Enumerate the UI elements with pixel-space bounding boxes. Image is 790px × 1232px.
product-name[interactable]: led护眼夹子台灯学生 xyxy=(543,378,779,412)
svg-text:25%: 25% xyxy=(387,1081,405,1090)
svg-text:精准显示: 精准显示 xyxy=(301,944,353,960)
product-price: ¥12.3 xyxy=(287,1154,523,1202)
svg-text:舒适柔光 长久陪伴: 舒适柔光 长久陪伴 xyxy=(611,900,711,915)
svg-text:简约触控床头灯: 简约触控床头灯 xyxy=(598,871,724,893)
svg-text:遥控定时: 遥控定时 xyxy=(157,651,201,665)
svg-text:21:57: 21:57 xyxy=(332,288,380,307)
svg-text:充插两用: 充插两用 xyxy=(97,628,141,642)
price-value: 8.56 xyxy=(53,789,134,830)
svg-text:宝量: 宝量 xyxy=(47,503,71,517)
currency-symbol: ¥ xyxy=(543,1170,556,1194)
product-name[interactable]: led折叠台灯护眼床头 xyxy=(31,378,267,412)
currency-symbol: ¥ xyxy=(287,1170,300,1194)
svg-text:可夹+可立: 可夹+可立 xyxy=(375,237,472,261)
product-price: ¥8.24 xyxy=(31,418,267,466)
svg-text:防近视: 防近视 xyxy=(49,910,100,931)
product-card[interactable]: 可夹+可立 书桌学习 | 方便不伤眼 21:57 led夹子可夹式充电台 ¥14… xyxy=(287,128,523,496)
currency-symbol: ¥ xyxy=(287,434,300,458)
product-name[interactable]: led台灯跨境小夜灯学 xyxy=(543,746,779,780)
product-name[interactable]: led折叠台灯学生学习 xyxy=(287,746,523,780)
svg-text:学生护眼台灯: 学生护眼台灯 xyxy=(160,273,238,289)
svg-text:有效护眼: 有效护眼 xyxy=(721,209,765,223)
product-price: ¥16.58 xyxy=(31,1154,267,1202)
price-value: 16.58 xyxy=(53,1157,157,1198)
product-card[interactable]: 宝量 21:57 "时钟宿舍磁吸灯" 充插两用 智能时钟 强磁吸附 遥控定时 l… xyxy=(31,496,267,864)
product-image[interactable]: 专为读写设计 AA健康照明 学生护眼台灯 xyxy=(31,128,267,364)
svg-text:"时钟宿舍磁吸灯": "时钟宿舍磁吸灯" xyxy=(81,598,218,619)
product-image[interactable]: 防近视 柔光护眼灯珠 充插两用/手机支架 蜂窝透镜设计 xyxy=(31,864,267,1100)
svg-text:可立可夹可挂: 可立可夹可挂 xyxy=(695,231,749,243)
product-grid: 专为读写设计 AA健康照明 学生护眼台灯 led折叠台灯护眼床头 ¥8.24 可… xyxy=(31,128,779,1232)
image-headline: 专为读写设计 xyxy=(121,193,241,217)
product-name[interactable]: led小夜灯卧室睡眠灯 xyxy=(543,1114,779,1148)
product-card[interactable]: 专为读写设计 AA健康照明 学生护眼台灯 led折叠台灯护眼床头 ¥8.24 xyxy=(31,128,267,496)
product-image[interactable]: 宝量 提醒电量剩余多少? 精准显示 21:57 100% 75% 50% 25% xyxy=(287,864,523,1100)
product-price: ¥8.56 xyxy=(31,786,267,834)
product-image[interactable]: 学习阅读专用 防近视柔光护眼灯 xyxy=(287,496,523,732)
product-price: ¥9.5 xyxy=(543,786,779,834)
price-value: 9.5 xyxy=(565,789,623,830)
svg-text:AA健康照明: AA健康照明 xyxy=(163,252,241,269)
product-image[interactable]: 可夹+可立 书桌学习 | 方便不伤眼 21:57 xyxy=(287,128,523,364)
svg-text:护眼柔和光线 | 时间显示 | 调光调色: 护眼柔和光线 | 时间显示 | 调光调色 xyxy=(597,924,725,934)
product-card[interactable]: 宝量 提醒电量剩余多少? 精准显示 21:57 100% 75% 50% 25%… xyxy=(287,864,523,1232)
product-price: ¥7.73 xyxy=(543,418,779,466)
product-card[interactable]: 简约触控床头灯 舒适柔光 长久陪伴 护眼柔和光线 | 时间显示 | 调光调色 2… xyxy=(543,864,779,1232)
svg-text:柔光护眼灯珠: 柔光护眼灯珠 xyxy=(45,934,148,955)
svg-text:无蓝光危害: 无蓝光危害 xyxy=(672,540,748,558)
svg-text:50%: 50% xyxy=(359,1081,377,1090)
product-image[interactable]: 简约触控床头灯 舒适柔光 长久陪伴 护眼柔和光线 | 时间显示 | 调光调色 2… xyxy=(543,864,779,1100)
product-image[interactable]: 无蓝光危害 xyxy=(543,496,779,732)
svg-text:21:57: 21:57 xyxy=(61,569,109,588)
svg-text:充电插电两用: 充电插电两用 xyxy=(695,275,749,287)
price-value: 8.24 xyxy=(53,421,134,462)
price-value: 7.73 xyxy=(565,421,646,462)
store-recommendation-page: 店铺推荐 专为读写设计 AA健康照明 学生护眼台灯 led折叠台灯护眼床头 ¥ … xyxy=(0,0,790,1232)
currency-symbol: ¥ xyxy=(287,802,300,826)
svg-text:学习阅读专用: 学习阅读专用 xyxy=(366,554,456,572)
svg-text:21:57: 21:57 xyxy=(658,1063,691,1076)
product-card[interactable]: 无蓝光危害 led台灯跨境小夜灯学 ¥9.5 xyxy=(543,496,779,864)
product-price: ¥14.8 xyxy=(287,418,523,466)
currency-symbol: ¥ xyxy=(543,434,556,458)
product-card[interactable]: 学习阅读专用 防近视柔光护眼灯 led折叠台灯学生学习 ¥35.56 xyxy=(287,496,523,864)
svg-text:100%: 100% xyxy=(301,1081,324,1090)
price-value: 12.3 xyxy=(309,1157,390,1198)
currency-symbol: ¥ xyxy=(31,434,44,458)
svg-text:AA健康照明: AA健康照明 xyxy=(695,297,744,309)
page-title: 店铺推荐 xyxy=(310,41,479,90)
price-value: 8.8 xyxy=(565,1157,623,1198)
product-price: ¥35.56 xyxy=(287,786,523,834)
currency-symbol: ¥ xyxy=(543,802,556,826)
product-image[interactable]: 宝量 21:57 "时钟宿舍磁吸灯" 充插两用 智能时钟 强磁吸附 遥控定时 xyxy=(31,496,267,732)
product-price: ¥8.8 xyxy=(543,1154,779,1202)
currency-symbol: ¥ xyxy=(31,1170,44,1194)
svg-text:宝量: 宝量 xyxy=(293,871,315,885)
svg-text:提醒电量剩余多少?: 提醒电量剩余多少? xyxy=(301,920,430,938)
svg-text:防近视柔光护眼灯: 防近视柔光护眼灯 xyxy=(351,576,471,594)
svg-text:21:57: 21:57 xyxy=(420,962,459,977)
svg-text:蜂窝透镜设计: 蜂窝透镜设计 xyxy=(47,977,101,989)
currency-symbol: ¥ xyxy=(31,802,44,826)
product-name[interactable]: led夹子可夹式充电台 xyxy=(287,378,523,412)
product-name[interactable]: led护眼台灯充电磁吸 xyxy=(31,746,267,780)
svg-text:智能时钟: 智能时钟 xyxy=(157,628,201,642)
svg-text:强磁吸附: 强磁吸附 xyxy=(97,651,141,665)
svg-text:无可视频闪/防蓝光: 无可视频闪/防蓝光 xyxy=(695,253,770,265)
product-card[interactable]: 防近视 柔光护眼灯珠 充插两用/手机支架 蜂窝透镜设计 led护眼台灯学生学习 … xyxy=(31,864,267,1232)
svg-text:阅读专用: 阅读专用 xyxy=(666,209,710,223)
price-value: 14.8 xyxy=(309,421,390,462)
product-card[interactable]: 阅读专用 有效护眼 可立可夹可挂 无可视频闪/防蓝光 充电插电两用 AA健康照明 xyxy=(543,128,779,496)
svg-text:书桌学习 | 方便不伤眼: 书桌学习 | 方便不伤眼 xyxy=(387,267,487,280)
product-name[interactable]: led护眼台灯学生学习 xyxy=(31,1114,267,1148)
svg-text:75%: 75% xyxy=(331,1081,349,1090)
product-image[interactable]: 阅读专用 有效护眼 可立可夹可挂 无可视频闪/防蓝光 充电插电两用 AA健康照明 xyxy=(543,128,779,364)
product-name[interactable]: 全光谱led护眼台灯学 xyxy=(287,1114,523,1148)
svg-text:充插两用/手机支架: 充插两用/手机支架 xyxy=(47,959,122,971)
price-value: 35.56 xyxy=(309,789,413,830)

_ _ _ _

THE EXERCISE: Write out the rows above, from the first row through the row containing "product-image[interactable]: 防近视 柔光护眼灯珠", both included, and copy each one verbatim.

OUTPUT BELOW:
Enumerate the UI elements with pixel-space bounding boxes. Image is 790px × 1232px.
product-name[interactable]: led护眼夹子台灯学生 xyxy=(543,378,779,412)
svg-text:25%: 25% xyxy=(387,1081,405,1090)
svg-text:精准显示: 精准显示 xyxy=(301,944,353,960)
product-price: ¥12.3 xyxy=(287,1154,523,1202)
svg-text:舒适柔光 长久陪伴: 舒适柔光 长久陪伴 xyxy=(611,900,711,915)
svg-text:简约触控床头灯: 简约触控床头灯 xyxy=(598,871,724,893)
svg-text:遥控定时: 遥控定时 xyxy=(157,651,201,665)
svg-text:21:57: 21:57 xyxy=(332,288,380,307)
svg-text:充插两用: 充插两用 xyxy=(97,628,141,642)
price-value: 8.56 xyxy=(53,789,134,830)
svg-text:宝量: 宝量 xyxy=(47,503,71,517)
currency-symbol: ¥ xyxy=(543,1170,556,1194)
product-name[interactable]: led折叠台灯护眼床头 xyxy=(31,378,267,412)
currency-symbol: ¥ xyxy=(287,1170,300,1194)
svg-text:可夹+可立: 可夹+可立 xyxy=(375,237,472,261)
product-price: ¥8.24 xyxy=(31,418,267,466)
svg-text:防近视: 防近视 xyxy=(49,910,100,931)
product-card[interactable]: 可夹+可立 书桌学习 | 方便不伤眼 21:57 led夹子可夹式充电台 ¥14… xyxy=(287,128,523,496)
currency-symbol: ¥ xyxy=(287,434,300,458)
product-name[interactable]: led台灯跨境小夜灯学 xyxy=(543,746,779,780)
product-name[interactable]: led折叠台灯学生学习 xyxy=(287,746,523,780)
svg-text:学生护眼台灯: 学生护眼台灯 xyxy=(160,273,238,289)
svg-text:有效护眼: 有效护眼 xyxy=(721,209,765,223)
product-price: ¥16.58 xyxy=(31,1154,267,1202)
price-value: 16.58 xyxy=(53,1157,157,1198)
product-card[interactable]: 宝量 21:57 "时钟宿舍磁吸灯" 充插两用 智能时钟 强磁吸附 遥控定时 l… xyxy=(31,496,267,864)
product-image[interactable]: 专为读写设计 AA健康照明 学生护眼台灯 xyxy=(31,128,267,364)
svg-text:"时钟宿舍磁吸灯": "时钟宿舍磁吸灯" xyxy=(81,598,218,619)
product-image[interactable]: 防近视 柔光护眼灯珠 充插两用/手机支架 蜂窝透镜设计 xyxy=(31,864,267,1100)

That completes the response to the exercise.